Set problem → Reproduce the listing below in full and without alteration, apart from its pictures.

Records for the task →
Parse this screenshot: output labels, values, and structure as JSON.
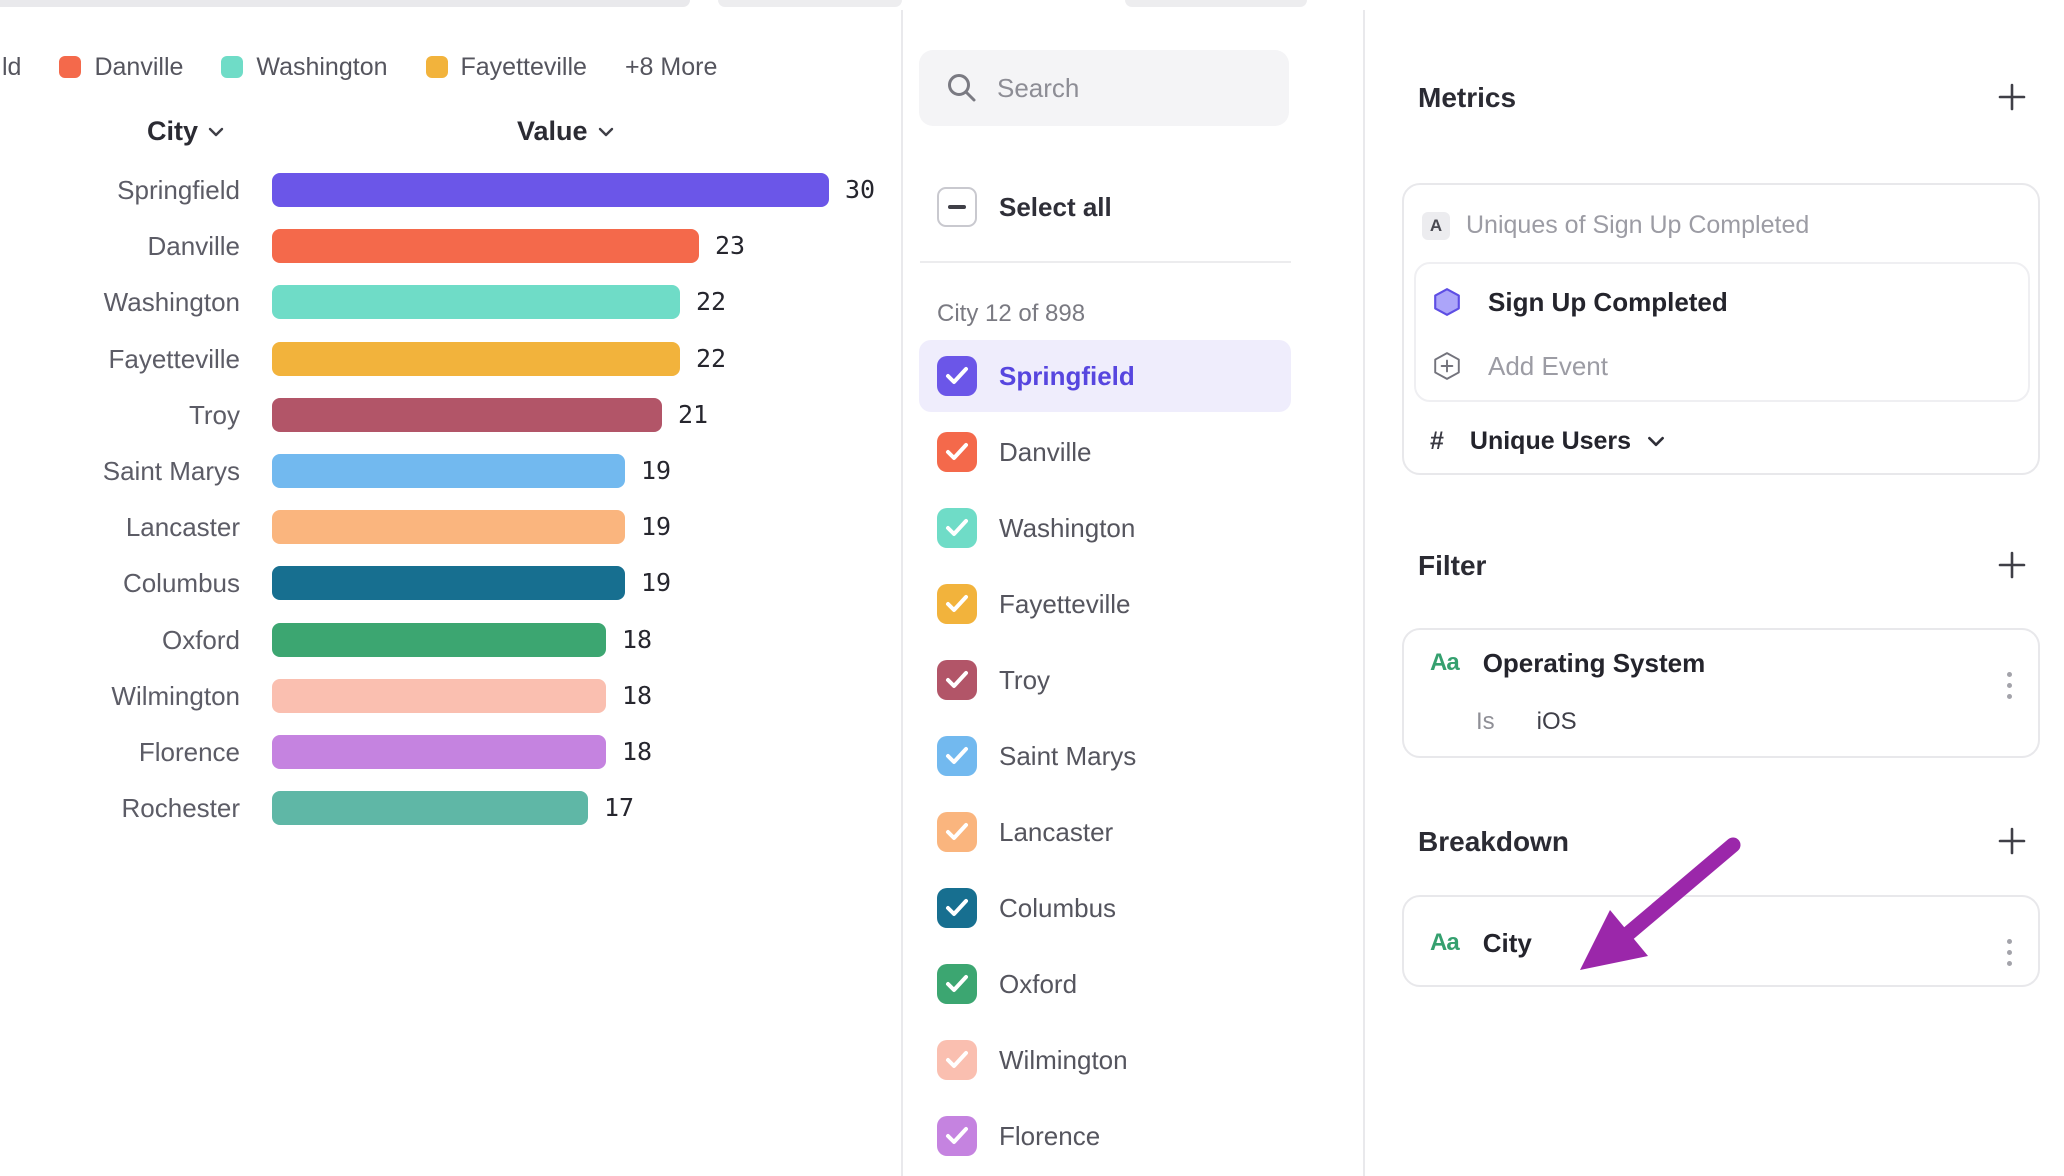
{
  "legend": {
    "truncated_first_label": "ld",
    "items": [
      {
        "label": "Danville",
        "color": "#F4694B"
      },
      {
        "label": "Washington",
        "color": "#6FDCC7"
      },
      {
        "label": "Fayetteville",
        "color": "#F2B33C"
      }
    ],
    "more_label": "+8 More"
  },
  "chart_data": {
    "type": "bar",
    "orientation": "horizontal",
    "title": "",
    "xlabel": "Value",
    "ylabel": "City",
    "column_headers": {
      "category": "City",
      "value": "Value"
    },
    "categories": [
      "Springfield",
      "Danville",
      "Washington",
      "Fayetteville",
      "Troy",
      "Saint Marys",
      "Lancaster",
      "Columbus",
      "Oxford",
      "Wilmington",
      "Florence",
      "Rochester"
    ],
    "values": [
      30,
      23,
      22,
      22,
      21,
      19,
      19,
      19,
      18,
      18,
      18,
      17
    ],
    "colors": [
      "#6B56E8",
      "#F4694B",
      "#6FDCC7",
      "#F2B33C",
      "#B25568",
      "#72B9EF",
      "#FAB57E",
      "#176F90",
      "#3CA671",
      "#FABFB0",
      "#C583E0",
      "#5FB7A6"
    ],
    "xlim": [
      0,
      30
    ],
    "grid": false,
    "legend_position": "top"
  },
  "city_selector": {
    "search_placeholder": "Search",
    "select_all_label": "Select all",
    "group_label": "City 12 of 898",
    "items": [
      {
        "label": "Springfield",
        "color": "#6B56E8",
        "checked": true,
        "highlighted": true
      },
      {
        "label": "Danville",
        "color": "#F4694B",
        "checked": true,
        "highlighted": false
      },
      {
        "label": "Washington",
        "color": "#6FDCC7",
        "checked": true,
        "highlighted": false
      },
      {
        "label": "Fayetteville",
        "color": "#F2B33C",
        "checked": true,
        "highlighted": false
      },
      {
        "label": "Troy",
        "color": "#B25568",
        "checked": true,
        "highlighted": false
      },
      {
        "label": "Saint Marys",
        "color": "#72B9EF",
        "checked": true,
        "highlighted": false
      },
      {
        "label": "Lancaster",
        "color": "#FAB57E",
        "checked": true,
        "highlighted": false
      },
      {
        "label": "Columbus",
        "color": "#176F90",
        "checked": true,
        "highlighted": false
      },
      {
        "label": "Oxford",
        "color": "#3CA671",
        "checked": true,
        "highlighted": false
      },
      {
        "label": "Wilmington",
        "color": "#FABFB0",
        "checked": true,
        "highlighted": false
      },
      {
        "label": "Florence",
        "color": "#C583E0",
        "checked": true,
        "highlighted": false
      }
    ]
  },
  "inspector": {
    "metrics": {
      "title": "Metrics",
      "row_badge": "A",
      "row_label": "Uniques of Sign Up Completed",
      "event_name": "Sign Up Completed",
      "add_event_label": "Add Event",
      "measure_prefix": "#",
      "measure_label": "Unique Users"
    },
    "filter": {
      "title": "Filter",
      "property_icon": "Aa",
      "property_name": "Operating System",
      "operator": "Is",
      "value": "iOS"
    },
    "breakdown": {
      "title": "Breakdown",
      "property_icon": "Aa",
      "property_name": "City"
    }
  },
  "colors": {
    "accent_purple": "#6B56E8",
    "highlight_row_bg": "#EFEDFC",
    "annotation_arrow": "#9B27AA",
    "property_icon_green": "#35A06F",
    "event_hex_fill": "#ACA5F9",
    "event_hex_stroke": "#5E4EE4"
  }
}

The reply →
Parse this screenshot: output labels, values, and structure as JSON.
{
  "legend": {
    "truncated_first_label": "ld",
    "items": [
      {
        "label": "Danville",
        "color": "#F4694B"
      },
      {
        "label": "Washington",
        "color": "#6FDCC7"
      },
      {
        "label": "Fayetteville",
        "color": "#F2B33C"
      }
    ],
    "more_label": "+8 More"
  },
  "chart_data": {
    "type": "bar",
    "orientation": "horizontal",
    "title": "",
    "xlabel": "Value",
    "ylabel": "City",
    "column_headers": {
      "category": "City",
      "value": "Value"
    },
    "categories": [
      "Springfield",
      "Danville",
      "Washington",
      "Fayetteville",
      "Troy",
      "Saint Marys",
      "Lancaster",
      "Columbus",
      "Oxford",
      "Wilmington",
      "Florence",
      "Rochester"
    ],
    "values": [
      30,
      23,
      22,
      22,
      21,
      19,
      19,
      19,
      18,
      18,
      18,
      17
    ],
    "colors": [
      "#6B56E8",
      "#F4694B",
      "#6FDCC7",
      "#F2B33C",
      "#B25568",
      "#72B9EF",
      "#FAB57E",
      "#176F90",
      "#3CA671",
      "#FABFB0",
      "#C583E0",
      "#5FB7A6"
    ],
    "xlim": [
      0,
      30
    ],
    "grid": false,
    "legend_position": "top"
  },
  "city_selector": {
    "search_placeholder": "Search",
    "select_all_label": "Select all",
    "group_label": "City 12 of 898",
    "items": [
      {
        "label": "Springfield",
        "color": "#6B56E8",
        "checked": true,
        "highlighted": true
      },
      {
        "label": "Danville",
        "color": "#F4694B",
        "checked": true,
        "highlighted": false
      },
      {
        "label": "Washington",
        "color": "#6FDCC7",
        "checked": true,
        "highlighted": false
      },
      {
        "label": "Fayetteville",
        "color": "#F2B33C",
        "checked": true,
        "highlighted": false
      },
      {
        "label": "Troy",
        "color": "#B25568",
        "checked": true,
        "highlighted": false
      },
      {
        "label": "Saint Marys",
        "color": "#72B9EF",
        "checked": true,
        "highlighted": false
      },
      {
        "label": "Lancaster",
        "color": "#FAB57E",
        "checked": true,
        "highlighted": false
      },
      {
        "label": "Columbus",
        "color": "#176F90",
        "checked": true,
        "highlighted": false
      },
      {
        "label": "Oxford",
        "color": "#3CA671",
        "checked": true,
        "highlighted": false
      },
      {
        "label": "Wilmington",
        "color": "#FABFB0",
        "checked": true,
        "highlighted": false
      },
      {
        "label": "Florence",
        "color": "#C583E0",
        "checked": true,
        "highlighted": false
      }
    ]
  },
  "inspector": {
    "metrics": {
      "title": "Metrics",
      "row_badge": "A",
      "row_label": "Uniques of Sign Up Completed",
      "event_name": "Sign Up Completed",
      "add_event_label": "Add Event",
      "measure_prefix": "#",
      "measure_label": "Unique Users"
    },
    "filter": {
      "title": "Filter",
      "property_icon": "Aa",
      "property_name": "Operating System",
      "operator": "Is",
      "value": "iOS"
    },
    "breakdown": {
      "title": "Breakdown",
      "property_icon": "Aa",
      "property_name": "City"
    }
  },
  "colors": {
    "accent_purple": "#6B56E8",
    "highlight_row_bg": "#EFEDFC",
    "annotation_arrow": "#9B27AA",
    "property_icon_green": "#35A06F",
    "event_hex_fill": "#ACA5F9",
    "event_hex_stroke": "#5E4EE4"
  }
}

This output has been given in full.